▸ DATASET RECORDS
====

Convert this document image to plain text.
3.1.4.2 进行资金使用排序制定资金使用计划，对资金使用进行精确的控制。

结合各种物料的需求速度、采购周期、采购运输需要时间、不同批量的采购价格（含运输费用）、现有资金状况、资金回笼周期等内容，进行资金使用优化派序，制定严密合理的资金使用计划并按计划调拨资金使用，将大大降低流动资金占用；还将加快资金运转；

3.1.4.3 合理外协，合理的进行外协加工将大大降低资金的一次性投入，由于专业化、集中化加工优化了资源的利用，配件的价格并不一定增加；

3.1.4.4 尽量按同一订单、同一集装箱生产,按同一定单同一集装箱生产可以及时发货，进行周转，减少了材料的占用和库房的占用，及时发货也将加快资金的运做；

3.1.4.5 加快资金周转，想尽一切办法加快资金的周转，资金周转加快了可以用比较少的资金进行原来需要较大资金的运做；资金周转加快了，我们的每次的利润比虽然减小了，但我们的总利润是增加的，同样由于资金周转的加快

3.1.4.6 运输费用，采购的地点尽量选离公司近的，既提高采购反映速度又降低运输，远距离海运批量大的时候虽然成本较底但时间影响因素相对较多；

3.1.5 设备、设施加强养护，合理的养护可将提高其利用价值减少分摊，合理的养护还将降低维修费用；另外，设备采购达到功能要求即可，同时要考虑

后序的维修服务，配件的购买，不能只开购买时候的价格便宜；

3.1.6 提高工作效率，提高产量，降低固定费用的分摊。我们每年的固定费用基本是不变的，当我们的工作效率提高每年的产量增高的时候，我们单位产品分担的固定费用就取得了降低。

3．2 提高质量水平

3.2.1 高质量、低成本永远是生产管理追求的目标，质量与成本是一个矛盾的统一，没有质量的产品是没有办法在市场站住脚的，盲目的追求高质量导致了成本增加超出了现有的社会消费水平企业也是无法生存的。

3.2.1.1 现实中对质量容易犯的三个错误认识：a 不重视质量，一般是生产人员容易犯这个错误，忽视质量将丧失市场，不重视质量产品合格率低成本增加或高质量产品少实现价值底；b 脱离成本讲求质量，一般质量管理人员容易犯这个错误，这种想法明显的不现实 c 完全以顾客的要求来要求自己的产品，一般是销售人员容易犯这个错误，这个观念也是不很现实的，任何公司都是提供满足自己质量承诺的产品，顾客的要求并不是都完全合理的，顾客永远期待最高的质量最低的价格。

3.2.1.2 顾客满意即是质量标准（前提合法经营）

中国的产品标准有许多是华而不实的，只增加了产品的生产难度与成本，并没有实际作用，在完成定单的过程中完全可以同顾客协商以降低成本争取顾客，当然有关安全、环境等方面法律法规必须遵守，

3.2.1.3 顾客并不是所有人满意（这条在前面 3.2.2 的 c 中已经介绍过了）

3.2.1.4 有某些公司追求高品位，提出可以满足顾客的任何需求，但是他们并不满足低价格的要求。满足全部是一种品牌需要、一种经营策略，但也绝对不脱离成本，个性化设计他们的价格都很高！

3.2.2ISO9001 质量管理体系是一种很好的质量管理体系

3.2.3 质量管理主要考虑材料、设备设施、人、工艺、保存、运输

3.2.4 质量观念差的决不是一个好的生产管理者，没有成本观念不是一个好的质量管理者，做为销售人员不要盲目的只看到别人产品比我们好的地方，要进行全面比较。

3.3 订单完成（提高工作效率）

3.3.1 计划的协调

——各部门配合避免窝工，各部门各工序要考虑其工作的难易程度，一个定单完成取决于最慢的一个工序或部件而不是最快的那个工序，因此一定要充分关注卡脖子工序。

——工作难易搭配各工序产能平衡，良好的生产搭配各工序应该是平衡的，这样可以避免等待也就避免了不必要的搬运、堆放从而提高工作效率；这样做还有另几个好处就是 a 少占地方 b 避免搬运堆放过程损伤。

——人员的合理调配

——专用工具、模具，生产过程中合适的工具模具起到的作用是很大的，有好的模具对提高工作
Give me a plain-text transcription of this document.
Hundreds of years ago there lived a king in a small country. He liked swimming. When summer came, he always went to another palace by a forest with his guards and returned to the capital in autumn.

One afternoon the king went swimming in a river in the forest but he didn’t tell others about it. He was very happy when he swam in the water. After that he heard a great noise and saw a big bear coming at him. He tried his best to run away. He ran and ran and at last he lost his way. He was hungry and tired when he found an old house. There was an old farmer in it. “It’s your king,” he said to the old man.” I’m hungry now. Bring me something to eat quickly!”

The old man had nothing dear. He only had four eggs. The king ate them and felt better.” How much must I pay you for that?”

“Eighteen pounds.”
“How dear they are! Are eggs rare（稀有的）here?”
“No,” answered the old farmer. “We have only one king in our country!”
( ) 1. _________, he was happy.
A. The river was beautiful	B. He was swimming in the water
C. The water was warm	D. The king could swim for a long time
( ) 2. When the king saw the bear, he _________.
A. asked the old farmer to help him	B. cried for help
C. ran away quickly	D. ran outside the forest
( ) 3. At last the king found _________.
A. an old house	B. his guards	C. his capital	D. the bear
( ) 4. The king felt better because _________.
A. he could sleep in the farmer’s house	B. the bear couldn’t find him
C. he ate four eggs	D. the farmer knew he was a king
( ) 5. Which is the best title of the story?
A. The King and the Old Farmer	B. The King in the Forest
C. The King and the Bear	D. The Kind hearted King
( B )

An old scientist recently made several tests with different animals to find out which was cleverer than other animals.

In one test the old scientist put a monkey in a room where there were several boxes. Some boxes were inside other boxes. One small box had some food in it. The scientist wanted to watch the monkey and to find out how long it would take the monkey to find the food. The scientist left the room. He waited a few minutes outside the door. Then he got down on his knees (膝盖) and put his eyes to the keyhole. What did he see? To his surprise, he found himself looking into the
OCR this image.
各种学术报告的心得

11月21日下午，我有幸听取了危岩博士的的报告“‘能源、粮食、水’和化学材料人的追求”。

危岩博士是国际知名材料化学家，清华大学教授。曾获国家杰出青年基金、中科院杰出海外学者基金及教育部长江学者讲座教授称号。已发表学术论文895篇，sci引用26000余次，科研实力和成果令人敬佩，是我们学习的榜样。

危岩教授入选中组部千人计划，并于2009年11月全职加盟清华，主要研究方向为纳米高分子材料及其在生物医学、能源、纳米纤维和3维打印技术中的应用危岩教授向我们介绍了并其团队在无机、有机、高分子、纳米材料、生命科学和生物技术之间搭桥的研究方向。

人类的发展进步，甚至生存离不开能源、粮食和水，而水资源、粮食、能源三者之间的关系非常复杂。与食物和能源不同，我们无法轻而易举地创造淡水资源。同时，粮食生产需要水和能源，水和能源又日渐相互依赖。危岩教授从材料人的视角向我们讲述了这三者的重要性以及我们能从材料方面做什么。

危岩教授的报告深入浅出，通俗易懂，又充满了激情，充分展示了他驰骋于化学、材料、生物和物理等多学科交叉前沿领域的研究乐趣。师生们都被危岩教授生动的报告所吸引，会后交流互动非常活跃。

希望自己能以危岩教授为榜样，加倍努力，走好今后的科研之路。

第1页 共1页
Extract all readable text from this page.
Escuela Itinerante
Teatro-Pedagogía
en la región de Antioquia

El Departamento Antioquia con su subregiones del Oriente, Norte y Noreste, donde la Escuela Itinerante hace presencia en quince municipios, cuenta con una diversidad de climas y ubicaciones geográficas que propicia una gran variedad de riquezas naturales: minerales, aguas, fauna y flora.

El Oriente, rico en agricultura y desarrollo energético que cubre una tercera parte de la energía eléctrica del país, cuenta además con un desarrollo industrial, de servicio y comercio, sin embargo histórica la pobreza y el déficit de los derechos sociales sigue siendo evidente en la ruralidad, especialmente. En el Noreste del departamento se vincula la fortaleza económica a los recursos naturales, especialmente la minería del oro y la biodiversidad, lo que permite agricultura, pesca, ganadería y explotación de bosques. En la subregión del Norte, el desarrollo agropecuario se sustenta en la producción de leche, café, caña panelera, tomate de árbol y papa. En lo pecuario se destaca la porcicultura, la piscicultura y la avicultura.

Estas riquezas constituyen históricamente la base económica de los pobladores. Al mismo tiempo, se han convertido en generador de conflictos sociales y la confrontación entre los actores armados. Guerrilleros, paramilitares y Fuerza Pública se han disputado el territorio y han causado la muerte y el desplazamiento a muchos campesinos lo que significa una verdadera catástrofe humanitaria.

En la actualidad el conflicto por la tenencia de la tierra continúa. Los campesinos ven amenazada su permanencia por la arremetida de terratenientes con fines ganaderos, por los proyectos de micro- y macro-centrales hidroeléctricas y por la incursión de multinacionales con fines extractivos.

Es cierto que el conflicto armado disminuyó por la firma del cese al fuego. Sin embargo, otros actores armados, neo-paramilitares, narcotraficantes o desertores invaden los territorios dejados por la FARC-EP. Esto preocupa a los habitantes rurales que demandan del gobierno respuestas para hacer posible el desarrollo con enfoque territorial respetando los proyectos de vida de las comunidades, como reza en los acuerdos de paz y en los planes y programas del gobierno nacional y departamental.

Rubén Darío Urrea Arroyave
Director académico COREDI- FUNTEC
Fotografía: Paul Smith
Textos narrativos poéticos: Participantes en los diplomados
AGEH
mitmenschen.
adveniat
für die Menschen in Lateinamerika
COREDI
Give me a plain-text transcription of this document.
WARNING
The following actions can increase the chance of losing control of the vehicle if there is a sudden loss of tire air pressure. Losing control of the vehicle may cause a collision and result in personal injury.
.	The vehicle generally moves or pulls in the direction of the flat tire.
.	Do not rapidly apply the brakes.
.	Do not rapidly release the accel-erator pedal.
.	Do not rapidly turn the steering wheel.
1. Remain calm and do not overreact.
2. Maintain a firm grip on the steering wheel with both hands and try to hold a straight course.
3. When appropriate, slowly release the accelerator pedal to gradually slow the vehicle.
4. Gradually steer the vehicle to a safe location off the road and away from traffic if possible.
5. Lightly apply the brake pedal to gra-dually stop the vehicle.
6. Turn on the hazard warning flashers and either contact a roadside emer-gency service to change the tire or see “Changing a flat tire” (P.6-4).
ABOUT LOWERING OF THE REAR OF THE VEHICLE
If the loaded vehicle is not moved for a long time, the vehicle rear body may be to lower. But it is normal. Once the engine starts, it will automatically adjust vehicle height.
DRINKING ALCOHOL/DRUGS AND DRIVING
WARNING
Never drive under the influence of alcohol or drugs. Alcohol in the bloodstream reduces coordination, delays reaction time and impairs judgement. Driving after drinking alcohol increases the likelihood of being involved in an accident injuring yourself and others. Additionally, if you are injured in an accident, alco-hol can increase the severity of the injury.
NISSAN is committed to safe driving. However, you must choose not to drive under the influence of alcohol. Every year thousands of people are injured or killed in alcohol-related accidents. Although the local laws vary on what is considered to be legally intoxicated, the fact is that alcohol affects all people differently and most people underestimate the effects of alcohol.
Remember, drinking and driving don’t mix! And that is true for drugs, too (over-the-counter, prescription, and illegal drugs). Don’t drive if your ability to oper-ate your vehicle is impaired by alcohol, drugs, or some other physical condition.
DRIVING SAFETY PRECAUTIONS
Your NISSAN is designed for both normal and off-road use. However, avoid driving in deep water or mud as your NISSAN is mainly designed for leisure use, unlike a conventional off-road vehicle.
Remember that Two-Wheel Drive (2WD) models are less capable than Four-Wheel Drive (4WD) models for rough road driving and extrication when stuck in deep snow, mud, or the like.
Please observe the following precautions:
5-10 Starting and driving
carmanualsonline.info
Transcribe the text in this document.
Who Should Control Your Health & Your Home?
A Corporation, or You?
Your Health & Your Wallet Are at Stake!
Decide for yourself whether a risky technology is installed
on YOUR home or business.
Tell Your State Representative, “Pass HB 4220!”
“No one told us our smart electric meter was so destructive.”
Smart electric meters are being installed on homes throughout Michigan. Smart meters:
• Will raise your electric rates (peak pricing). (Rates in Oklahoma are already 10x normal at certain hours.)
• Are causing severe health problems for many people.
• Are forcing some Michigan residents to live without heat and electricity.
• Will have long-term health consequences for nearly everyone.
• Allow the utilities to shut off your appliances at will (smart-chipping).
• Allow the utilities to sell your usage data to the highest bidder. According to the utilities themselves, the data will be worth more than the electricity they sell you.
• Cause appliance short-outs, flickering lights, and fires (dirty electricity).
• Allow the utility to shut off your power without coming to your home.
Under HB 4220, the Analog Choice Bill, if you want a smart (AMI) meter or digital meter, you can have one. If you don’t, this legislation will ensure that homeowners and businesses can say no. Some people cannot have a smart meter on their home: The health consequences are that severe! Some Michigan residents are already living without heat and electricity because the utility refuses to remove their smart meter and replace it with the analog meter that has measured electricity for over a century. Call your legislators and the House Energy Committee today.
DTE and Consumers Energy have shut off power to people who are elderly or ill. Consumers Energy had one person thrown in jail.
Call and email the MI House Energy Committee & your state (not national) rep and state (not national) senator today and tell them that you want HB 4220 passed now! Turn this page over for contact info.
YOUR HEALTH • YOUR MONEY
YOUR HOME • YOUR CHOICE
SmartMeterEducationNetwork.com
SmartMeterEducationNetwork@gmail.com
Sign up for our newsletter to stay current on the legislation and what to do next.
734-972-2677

====

▸ REQUIRED TASK
Copy out every line with the word "eggs".

▸ TASK OUTPUT
The old man had nothing dear. He only had four eggs. The king ate them and felt better.” How much must I pay you for that?”
“How dear they are! Are eggs rare（稀有的）here?”
C. he ate four eggs	D. the farmer knew he was a king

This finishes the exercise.